Pictures are not part of the copy; repeat everything else in the records exactly.

── Supplied material

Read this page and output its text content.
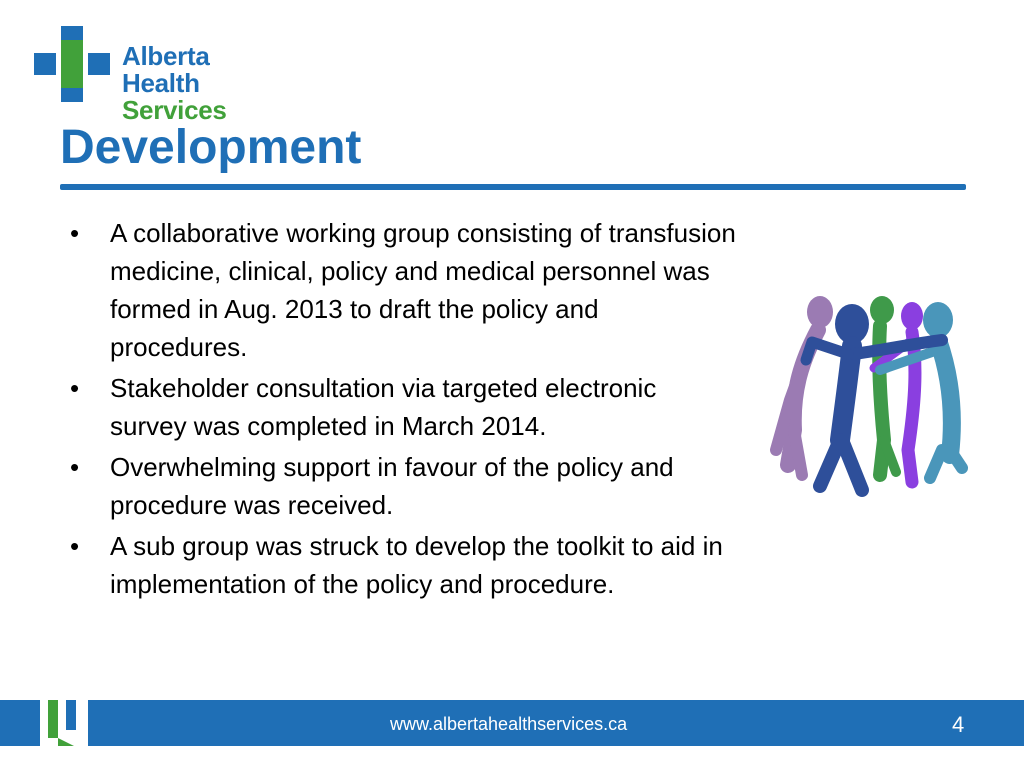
Alberta Health
Services
Development
•	A collaborative working group consisting of transfusion medicine, clinical, policy and medical personnel was formed in Aug. 2013 to draft the policy and procedures.
•	Stakeholder consultation via targeted electronic survey was completed in March 2014.
•	Overwhelming support in favour of the policy and procedure was received.
•	A sub group was struck to develop the toolkit to aid in implementation of the policy and procedure.
www.albertahealthservices.ca	4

────

* Solution
Read this page and output its text content.
Alberta Health
Services
Development
•	A collaborative working group consisting of transfusion medicine, clinical, policy and medical personnel was formed in Aug. 2013 to draft the policy and procedures.
•	Stakeholder consultation via targeted electronic survey was completed in March 2014.
•	Overwhelming support in favour of the policy and procedure was received.
•	A sub group was struck to develop the toolkit to aid in implementation of the policy and procedure.
www.albertahealthservices.ca	4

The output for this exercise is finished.